--- Start ---

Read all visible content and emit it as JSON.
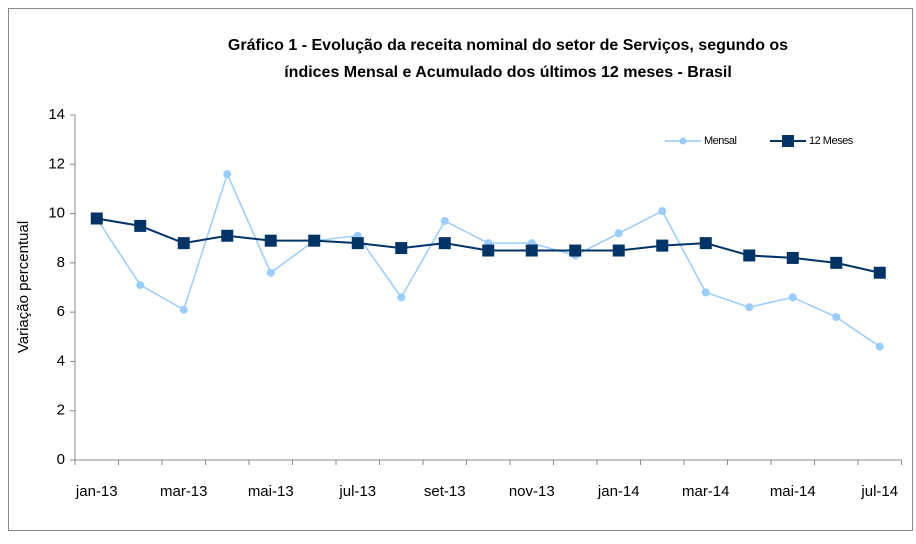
{
  "chart_data": {
    "type": "line",
    "title": "Gráfico 1 - Evolução da receita nominal do setor de Serviços, segundo os",
    "subtitle": "índices Mensal e Acumulado dos últimos 12 meses - Brasil",
    "y_label": "Variação percentual",
    "categories": [
      "jan-13",
      null,
      "mar-13",
      null,
      "mai-13",
      null,
      "jul-13",
      null,
      "set-13",
      null,
      "nov-13",
      null,
      "jan-14",
      null,
      "mar-14",
      null,
      "mai-14",
      null,
      "jul-14"
    ],
    "series": [
      {
        "name": "Mensal",
        "color": "#99ccff",
        "marker": "circle",
        "values": [
          9.8,
          7.1,
          6.1,
          11.6,
          7.6,
          8.9,
          9.1,
          6.6,
          9.7,
          8.8,
          8.8,
          8.3,
          9.2,
          10.1,
          6.8,
          6.2,
          6.6,
          5.8,
          4.6
        ]
      },
      {
        "name": "12 Meses",
        "color": "#003366",
        "marker": "square",
        "values": [
          9.8,
          9.5,
          8.8,
          9.1,
          8.9,
          8.9,
          8.8,
          8.6,
          8.8,
          8.5,
          8.5,
          8.5,
          8.5,
          8.7,
          8.8,
          8.3,
          8.2,
          8.0,
          7.6
        ]
      }
    ],
    "ylim": [
      0,
      14
    ],
    "yticks": [
      0,
      2,
      4,
      6,
      8,
      10,
      12,
      14
    ],
    "grid": false,
    "legend": "upper right"
  }
}
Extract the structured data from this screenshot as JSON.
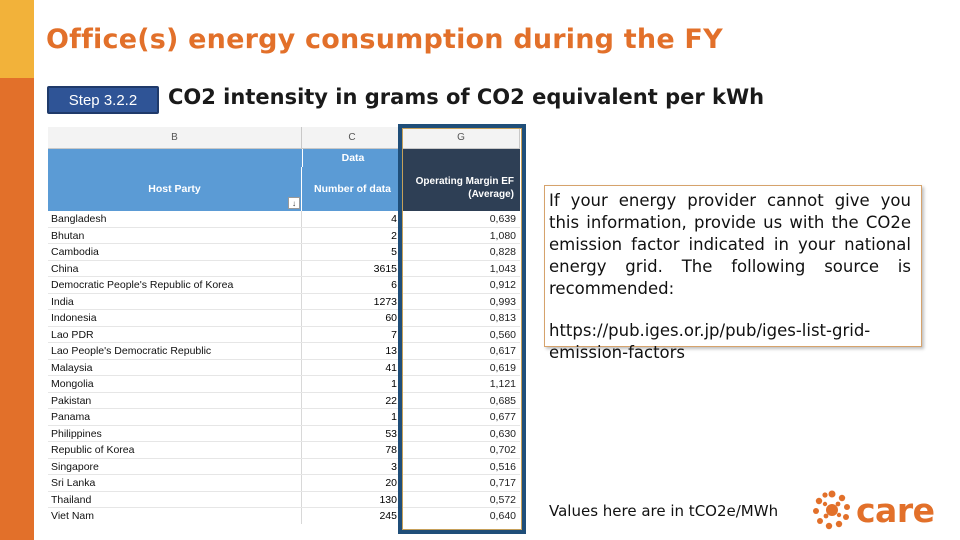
{
  "title": "Office(s) energy consumption during the FY",
  "step_button": "Step 3.2.2",
  "subtitle": "CO2 intensity in grams of CO2 equivalent per kWh",
  "sheet": {
    "column_letters": [
      "B",
      "C",
      "G"
    ],
    "group_label": "Data",
    "headers": {
      "host_party": "Host Party",
      "number_of_data": "Number of data",
      "operating_margin": "Operating Margin EF (Average)"
    },
    "sort_icon": "↓",
    "rows": [
      {
        "party": "Bangladesh",
        "count": "4",
        "ef": "0,639"
      },
      {
        "party": "Bhutan",
        "count": "2",
        "ef": "1,080"
      },
      {
        "party": "Cambodia",
        "count": "5",
        "ef": "0,828"
      },
      {
        "party": "China",
        "count": "3615",
        "ef": "1,043"
      },
      {
        "party": "Democratic People's Republic of Korea",
        "count": "6",
        "ef": "0,912"
      },
      {
        "party": "India",
        "count": "1273",
        "ef": "0,993"
      },
      {
        "party": "Indonesia",
        "count": "60",
        "ef": "0,813"
      },
      {
        "party": "Lao PDR",
        "count": "7",
        "ef": "0,560"
      },
      {
        "party": "Lao People's Democratic Republic",
        "count": "13",
        "ef": "0,617"
      },
      {
        "party": "Malaysia",
        "count": "41",
        "ef": "0,619"
      },
      {
        "party": "Mongolia",
        "count": "1",
        "ef": "1,121"
      },
      {
        "party": "Pakistan",
        "count": "22",
        "ef": "0,685"
      },
      {
        "party": "Panama",
        "count": "1",
        "ef": "0,677"
      },
      {
        "party": "Philippines",
        "count": "53",
        "ef": "0,630"
      },
      {
        "party": "Republic of Korea",
        "count": "78",
        "ef": "0,702"
      },
      {
        "party": "Singapore",
        "count": "3",
        "ef": "0,516"
      },
      {
        "party": "Sri Lanka",
        "count": "20",
        "ef": "0,717"
      },
      {
        "party": "Thailand",
        "count": "130",
        "ef": "0,572"
      },
      {
        "party": "Viet Nam",
        "count": "245",
        "ef": "0,640"
      }
    ]
  },
  "info": {
    "text": "If your energy provider cannot give you this information, provide us with the CO2e emission factor indicated in your national energy grid. The following source is recommended:",
    "url": "https://pub.iges.or.jp/pub/iges-list-grid-emission-factors"
  },
  "footer_note": "Values here are in tCO2e/MWh",
  "logo": {
    "text": "care",
    "icon": "care-logo-icon",
    "color": "#e2702a"
  },
  "colors": {
    "accent": "#e2702a",
    "secondary": "#f2b23a",
    "header_blue": "#5b9bd5",
    "highlight": "#1f4e79"
  }
}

--- End ---

▶ **Directions**
Scan the lines above for "this", then copy every one that has it.

▶ **Exercise output**
Extract the structured data from this screenshot as JSON.
    "text": "If your energy provider cannot give you this information, provide us with the CO2e emission factor indicated in your national energy grid. The following source is recommended:",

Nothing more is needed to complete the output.